Task objective — Set down every record once more, exactly as given.

Collected data entries —
——
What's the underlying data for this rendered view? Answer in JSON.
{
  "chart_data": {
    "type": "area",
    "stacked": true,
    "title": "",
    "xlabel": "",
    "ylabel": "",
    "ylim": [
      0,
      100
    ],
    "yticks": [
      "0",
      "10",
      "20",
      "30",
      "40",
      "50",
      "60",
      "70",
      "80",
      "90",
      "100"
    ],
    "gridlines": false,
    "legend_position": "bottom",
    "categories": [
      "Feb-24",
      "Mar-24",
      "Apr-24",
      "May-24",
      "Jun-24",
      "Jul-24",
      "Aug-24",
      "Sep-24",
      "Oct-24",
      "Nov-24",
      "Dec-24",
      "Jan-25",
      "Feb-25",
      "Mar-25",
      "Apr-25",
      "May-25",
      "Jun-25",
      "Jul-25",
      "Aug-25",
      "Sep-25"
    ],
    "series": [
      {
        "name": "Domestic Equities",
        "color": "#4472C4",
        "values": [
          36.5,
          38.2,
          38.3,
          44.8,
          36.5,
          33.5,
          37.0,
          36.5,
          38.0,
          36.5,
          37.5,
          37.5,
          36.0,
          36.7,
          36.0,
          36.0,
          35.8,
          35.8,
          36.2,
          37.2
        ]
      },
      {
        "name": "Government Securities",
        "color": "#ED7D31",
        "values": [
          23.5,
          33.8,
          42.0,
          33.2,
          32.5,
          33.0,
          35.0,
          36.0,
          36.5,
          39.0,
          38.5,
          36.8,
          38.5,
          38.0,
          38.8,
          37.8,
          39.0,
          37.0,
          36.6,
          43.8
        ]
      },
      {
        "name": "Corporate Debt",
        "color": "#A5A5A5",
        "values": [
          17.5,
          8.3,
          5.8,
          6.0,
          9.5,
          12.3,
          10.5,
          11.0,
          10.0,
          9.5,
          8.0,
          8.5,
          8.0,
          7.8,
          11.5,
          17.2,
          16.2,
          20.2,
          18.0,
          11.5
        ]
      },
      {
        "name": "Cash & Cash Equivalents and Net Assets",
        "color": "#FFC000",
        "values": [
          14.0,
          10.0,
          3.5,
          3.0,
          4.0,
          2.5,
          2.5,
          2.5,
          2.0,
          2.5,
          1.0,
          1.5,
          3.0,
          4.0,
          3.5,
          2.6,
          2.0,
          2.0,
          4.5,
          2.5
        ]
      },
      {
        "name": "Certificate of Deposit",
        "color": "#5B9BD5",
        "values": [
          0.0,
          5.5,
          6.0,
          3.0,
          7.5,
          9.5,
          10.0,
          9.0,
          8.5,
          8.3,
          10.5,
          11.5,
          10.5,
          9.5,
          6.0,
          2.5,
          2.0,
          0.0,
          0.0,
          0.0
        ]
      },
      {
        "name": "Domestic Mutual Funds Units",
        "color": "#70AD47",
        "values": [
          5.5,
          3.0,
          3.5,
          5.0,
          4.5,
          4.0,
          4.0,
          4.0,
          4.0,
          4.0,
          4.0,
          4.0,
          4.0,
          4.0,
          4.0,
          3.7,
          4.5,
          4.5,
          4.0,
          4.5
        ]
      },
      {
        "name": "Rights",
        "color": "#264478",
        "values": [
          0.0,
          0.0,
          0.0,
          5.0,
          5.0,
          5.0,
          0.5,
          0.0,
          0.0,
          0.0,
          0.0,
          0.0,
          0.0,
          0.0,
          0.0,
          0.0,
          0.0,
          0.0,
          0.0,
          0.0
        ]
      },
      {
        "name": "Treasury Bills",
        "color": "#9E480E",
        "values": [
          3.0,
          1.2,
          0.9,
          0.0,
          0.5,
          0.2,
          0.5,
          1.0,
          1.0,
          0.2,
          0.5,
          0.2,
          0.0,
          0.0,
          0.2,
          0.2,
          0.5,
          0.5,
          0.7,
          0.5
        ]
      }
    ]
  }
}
——
Answer to this task —
What's the underlying data for this rendered view? Answer in JSON.
{
  "chart_data": {
    "type": "area",
    "stacked": true,
    "title": "",
    "xlabel": "",
    "ylabel": "",
    "ylim": [
      0,
      100
    ],
    "yticks": [
      "0",
      "10",
      "20",
      "30",
      "40",
      "50",
      "60",
      "70",
      "80",
      "90",
      "100"
    ],
    "gridlines": false,
    "legend_position": "bottom",
    "categories": [
      "Feb-24",
      "Mar-24",
      "Apr-24",
      "May-24",
      "Jun-24",
      "Jul-24",
      "Aug-24",
      "Sep-24",
      "Oct-24",
      "Nov-24",
      "Dec-24",
      "Jan-25",
      "Feb-25",
      "Mar-25",
      "Apr-25",
      "May-25",
      "Jun-25",
      "Jul-25",
      "Aug-25",
      "Sep-25"
    ],
    "series": [
      {
        "name": "Domestic Equities",
        "color": "#4472C4",
        "values": [
          36.5,
          38.2,
          38.3,
          44.8,
          36.5,
          33.5,
          37.0,
          36.5,
          38.0,
          36.5,
          37.5,
          37.5,
          36.0,
          36.7,
          36.0,
          36.0,
          35.8,
          35.8,
          36.2,
          37.2
        ]
      },
      {
        "name": "Government Securities",
        "color": "#ED7D31",
        "values": [
          23.5,
          33.8,
          42.0,
          33.2,
          32.5,
          33.0,
          35.0,
          36.0,
          36.5,
          39.0,
          38.5,
          36.8,
          38.5,
          38.0,
          38.8,
          37.8,
          39.0,
          37.0,
          36.6,
          43.8
        ]
      },
      {
        "name": "Corporate Debt",
        "color": "#A5A5A5",
        "values": [
          17.5,
          8.3,
          5.8,
          6.0,
          9.5,
          12.3,
          10.5,
          11.0,
          10.0,
          9.5,
          8.0,
          8.5,
          8.0,
          7.8,
          11.5,
          17.2,
          16.2,
          20.2,
          18.0,
          11.5
        ]
      },
      {
        "name": "Cash & Cash Equivalents and Net Assets",
        "color": "#FFC000",
        "values": [
          14.0,
          10.0,
          3.5,
          3.0,
          4.0,
          2.5,
          2.5,
          2.5,
          2.0,
          2.5,
          1.0,
          1.5,
          3.0,
          4.0,
          3.5,
          2.6,
          2.0,
          2.0,
          4.5,
          2.5
        ]
      },
      {
        "name": "Certificate of Deposit",
        "color": "#5B9BD5",
        "values": [
          0.0,
          5.5,
          6.0,
          3.0,
          7.5,
          9.5,
          10.0,
          9.0,
          8.5,
          8.3,
          10.5,
          11.5,
          10.5,
          9.5,
          6.0,
          2.5,
          2.0,
          0.0,
          0.0,
          0.0
        ]
      },
      {
        "name": "Domestic Mutual Funds Units",
        "color": "#70AD47",
        "values": [
          5.5,
          3.0,
          3.5,
          5.0,
          4.5,
          4.0,
          4.0,
          4.0,
          4.0,
          4.0,
          4.0,
          4.0,
          4.0,
          4.0,
          4.0,
          3.7,
          4.5,
          4.5,
          4.0,
          4.5
        ]
      },
      {
        "name": "Rights",
        "color": "#264478",
        "values": [
          0.0,
          0.0,
          0.0,
          5.0,
          5.0,
          5.0,
          0.5,
          0.0,
          0.0,
          0.0,
          0.0,
          0.0,
          0.0,
          0.0,
          0.0,
          0.0,
          0.0,
          0.0,
          0.0,
          0.0
        ]
      },
      {
        "name": "Treasury Bills",
        "color": "#9E480E",
        "values": [
          3.0,
          1.2,
          0.9,
          0.0,
          0.5,
          0.2,
          0.5,
          1.0,
          1.0,
          0.2,
          0.5,
          0.2,
          0.0,
          0.0,
          0.2,
          0.2,
          0.5,
          0.5,
          0.7,
          0.5
        ]
      }
    ]
  }
}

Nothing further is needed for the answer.